TEXT BLOCK>
[Begin]

Without delving into the rationalizations of the poetics of space in which, to take an example at random, most of our signifiers are meaningful only when they are referred to "spatial" signified, we can say that space in any work of art is hardly a frill. Our physical world is that of real space with its extent and substance (Leclerc 211) that historical phenomena could turn into an "espace-refuge" and in its worst manifestations [End Page 409] into an "espace-vertige" (Genette 101-102) such as all blacks experienced during the Arab-Islamic and European-Christian imperialisms. There is no fiction without an imaginary setting, which is itself a projection of the physical world. But beyond the imaginary setting or space there is the "espace connoté, manifesté plutôt que désigné, parlant plutôte que parlé, qui se trahit dans la métaphore comme l'inconscient se livre dans un réve ou dans un lapsus" (Genette 103).2

As different as these three levels are, they are complementary. This essay is concerned mainly with "espace connoté." The black continent that novelists write about is space, but space continually perturbed by time in the form of the historical dialectics of slave-trade, colonialism, and neocolonialism. Novels have therefore reflected or refracted socioeconomic, political, and cultural tensions that imperialist assaults have brought to bear on Africa. Geographical balkanization, sociopolitical schism, psychic divisiveness and derailment, economic chaos, and cultural hybridization regretfully bring to our minds an erstwhile existential spatiality of connectedness, a word which Ayi Kwei Armah repeats many times in Two Thousand Seasons.

My intention in this paper is to show how African novelists recreate these spatial tensions. The idea of the dynamism of spatiality might appear pleonastic because spatiality per se is dynamic, being continually stirred by temporality, its siamese sister. Thus, we can talk of "mobilized immobility" in a time-space fusion. But then, what this article seeks to show goes beyond philosophical speculations on the concept of space. I want to show how metaphoric space is equally partial and equally dynamic in novelistic creativity. In drama and poetry it is spontaneous and immediate; in fiction, which is my concern here, it is linear and as gradual as the movement of time.

[End]

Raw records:
[Begin]

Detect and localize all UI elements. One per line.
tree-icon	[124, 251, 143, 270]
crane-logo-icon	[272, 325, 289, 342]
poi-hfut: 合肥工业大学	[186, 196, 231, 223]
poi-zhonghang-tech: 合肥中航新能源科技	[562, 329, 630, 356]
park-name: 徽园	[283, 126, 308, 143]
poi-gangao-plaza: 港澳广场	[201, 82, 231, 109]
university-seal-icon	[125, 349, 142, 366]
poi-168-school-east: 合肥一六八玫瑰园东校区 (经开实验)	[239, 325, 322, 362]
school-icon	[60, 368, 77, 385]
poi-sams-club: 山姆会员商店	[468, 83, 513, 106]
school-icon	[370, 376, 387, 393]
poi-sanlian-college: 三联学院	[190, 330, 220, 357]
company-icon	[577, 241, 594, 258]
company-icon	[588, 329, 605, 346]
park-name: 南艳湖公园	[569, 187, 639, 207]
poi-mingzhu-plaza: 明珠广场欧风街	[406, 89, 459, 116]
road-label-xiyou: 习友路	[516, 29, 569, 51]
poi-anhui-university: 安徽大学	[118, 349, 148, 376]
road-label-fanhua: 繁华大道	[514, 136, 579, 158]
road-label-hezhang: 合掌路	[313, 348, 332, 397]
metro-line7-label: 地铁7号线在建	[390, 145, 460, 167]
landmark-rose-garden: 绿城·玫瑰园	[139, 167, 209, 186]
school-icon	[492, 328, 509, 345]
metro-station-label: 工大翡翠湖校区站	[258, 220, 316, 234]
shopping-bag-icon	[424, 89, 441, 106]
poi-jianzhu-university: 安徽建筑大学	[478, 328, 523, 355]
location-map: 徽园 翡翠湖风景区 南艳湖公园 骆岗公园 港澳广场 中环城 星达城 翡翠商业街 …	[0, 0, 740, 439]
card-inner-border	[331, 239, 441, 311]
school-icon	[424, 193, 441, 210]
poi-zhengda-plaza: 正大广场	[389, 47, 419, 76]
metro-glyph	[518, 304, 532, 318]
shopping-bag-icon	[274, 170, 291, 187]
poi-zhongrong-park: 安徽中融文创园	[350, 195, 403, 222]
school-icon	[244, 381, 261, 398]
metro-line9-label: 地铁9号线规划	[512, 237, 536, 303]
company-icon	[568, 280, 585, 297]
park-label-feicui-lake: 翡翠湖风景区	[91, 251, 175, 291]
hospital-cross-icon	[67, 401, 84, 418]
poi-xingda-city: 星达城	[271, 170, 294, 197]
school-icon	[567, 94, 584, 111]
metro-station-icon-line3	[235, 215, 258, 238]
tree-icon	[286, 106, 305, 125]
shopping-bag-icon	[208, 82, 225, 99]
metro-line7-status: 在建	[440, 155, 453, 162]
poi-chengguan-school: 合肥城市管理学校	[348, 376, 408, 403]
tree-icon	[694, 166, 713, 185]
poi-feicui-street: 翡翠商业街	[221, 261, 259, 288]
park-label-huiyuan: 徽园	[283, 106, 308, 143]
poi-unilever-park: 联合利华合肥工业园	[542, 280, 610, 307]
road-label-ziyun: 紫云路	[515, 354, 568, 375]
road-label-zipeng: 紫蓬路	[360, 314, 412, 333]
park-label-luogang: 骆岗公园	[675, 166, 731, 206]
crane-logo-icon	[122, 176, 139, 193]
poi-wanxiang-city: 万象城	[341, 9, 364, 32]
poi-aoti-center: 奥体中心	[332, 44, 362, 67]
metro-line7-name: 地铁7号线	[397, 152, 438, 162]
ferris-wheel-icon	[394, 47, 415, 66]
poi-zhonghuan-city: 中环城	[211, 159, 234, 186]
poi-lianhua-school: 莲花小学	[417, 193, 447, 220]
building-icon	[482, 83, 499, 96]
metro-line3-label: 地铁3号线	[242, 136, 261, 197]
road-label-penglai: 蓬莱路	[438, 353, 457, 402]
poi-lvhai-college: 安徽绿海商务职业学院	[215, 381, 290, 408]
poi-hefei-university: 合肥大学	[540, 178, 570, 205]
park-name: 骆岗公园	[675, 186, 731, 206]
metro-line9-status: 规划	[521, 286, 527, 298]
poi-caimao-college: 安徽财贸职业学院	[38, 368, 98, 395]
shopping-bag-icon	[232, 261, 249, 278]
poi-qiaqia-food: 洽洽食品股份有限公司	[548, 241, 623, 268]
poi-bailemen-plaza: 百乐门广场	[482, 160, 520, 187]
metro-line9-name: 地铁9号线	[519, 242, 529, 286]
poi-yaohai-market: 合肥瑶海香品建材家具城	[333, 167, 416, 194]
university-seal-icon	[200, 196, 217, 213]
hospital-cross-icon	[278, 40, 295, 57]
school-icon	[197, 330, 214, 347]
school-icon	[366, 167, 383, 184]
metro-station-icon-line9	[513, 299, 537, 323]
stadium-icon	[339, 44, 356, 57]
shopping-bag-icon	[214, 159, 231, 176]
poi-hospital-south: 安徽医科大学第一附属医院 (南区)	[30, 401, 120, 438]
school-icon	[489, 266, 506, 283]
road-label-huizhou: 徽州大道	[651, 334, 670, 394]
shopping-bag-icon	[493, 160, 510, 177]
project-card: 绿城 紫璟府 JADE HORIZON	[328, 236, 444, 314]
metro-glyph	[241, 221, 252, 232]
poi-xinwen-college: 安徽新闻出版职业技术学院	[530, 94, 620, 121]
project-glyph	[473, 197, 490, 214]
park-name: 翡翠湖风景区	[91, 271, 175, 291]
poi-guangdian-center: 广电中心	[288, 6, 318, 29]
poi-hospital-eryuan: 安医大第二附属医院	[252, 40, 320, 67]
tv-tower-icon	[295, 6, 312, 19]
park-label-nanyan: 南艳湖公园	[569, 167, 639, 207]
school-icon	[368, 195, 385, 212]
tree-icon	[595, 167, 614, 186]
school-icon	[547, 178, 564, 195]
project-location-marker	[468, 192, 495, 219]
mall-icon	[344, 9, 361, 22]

[End]

TASK LIST>
a: From the essay on space in African fiction, list the conditions that the text says "regretfully bring to our minds an erstwhile existential spatiality of connectedness."
b: Pick up the essay on space in African fiction after its final sentence and carry it forward.

IN RESPONSE>
a:
- Geographical balkanization
- Sociopolitical schism
- Psychic divisiveness and derailment
- Economic chaos
- Cultural hybridization

b:
Because no writer writes without using "space"—even the physical spatiality of the novel or its pages is an example of space—I shall limit my choice of authors to the most representative. My theoretical approach will be based on categorizations and evaluations of the metaphoric essence of literary spatiality. The rationale for categorizations will be determined by the themes of the novels under study because, as I have said above, space is metaphor. It is a carrier of message, it serves "as an explanatory device and experiential phenomenon . . ." (Mitchell 272). I shall, therefore, talk of epiphanic spatiality, metonymic spatiality, cosmic, existential spatiality, and mystic spatiality. In my analysis, the notion of time will not be left out because what moves or is dynamic is not really space itself but time that it embodies. In other words, space is the body [End Page 410] of time; time is its soul. We do not see time; our opsis cannot inscape it; it is space, its medium, that we see. It is in space that we orchestrate the manifestations of time. O, how tragically has Africa (space) recorded those historical phenomena of slave-trade, colonialism, and neocolonialism!

I. Epiphanic Spatiality

There are many African novels that are built along this spatial form. It is the spatial trajectory of the biblical prodigal son and can be geometrically represented as >: the tapering point coincides with the moment of epiphany and the point at which the protagonist is staging a homecoming. This spatial aesthetic in African fiction flourishes at the eve of...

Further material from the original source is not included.